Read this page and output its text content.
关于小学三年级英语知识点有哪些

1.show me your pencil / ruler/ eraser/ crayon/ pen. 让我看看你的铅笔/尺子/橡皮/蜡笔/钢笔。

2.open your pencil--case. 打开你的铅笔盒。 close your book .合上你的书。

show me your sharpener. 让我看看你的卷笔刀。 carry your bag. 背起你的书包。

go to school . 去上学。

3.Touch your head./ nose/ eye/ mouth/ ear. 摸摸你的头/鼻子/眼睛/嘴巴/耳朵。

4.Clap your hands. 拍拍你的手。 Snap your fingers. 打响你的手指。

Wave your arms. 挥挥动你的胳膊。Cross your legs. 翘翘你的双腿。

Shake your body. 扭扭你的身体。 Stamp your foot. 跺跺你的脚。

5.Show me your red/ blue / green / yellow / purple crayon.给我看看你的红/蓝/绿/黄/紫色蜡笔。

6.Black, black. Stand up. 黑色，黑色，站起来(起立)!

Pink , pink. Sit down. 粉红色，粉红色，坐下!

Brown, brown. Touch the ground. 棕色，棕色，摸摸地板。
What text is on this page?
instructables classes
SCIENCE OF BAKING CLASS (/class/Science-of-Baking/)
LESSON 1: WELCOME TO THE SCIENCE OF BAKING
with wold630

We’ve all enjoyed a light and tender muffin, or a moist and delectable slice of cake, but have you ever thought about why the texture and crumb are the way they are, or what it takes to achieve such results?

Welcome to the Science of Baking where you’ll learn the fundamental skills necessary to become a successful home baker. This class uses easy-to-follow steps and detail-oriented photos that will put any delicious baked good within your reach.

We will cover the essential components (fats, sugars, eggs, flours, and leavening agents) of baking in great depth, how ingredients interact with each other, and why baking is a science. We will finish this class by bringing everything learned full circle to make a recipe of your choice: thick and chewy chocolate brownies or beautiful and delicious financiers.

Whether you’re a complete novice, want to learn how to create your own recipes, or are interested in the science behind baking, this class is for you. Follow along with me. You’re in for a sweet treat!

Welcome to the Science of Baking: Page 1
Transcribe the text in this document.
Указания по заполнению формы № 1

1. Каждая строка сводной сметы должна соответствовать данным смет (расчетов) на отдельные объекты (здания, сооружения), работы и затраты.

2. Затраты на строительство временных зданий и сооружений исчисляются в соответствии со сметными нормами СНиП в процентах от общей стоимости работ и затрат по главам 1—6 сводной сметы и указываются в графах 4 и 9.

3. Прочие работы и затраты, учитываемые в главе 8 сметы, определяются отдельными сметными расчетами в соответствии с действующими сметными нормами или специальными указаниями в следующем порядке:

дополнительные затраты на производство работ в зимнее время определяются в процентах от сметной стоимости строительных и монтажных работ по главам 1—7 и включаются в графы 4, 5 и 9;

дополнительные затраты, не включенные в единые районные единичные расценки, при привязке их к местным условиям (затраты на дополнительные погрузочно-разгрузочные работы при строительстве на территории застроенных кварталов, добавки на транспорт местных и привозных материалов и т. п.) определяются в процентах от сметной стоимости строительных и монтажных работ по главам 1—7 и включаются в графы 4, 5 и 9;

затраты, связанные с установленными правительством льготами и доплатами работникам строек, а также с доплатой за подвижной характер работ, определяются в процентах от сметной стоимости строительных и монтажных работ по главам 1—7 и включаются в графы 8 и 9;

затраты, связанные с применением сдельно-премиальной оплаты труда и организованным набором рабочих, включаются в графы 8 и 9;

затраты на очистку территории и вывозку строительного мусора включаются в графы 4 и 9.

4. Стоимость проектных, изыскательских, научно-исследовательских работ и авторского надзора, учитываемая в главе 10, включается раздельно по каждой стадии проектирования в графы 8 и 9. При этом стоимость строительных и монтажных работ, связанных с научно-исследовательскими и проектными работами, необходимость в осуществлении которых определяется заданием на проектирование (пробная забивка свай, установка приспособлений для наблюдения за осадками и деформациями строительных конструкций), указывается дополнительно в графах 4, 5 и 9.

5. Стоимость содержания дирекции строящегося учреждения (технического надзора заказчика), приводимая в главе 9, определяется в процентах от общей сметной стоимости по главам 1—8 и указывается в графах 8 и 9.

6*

════════════════════

> [THE REQUEST]: Check each line above for "связанные" and return the ones that have it.

> [SOLUTION FOR THIS TASK]:
затраты, связанные с установленными правительством льготами и доплатами работникам строек, а также с доплатой за подвижной характер работ, определяются в процентах от сметной стоимости строительных и монтажных работ по главам 1—7 и включаются в графы 8 и 9;
затраты, связанные с применением сдельно-премиальной оплаты труда и организованным набором рабочих, включаются в графы 8 и 9;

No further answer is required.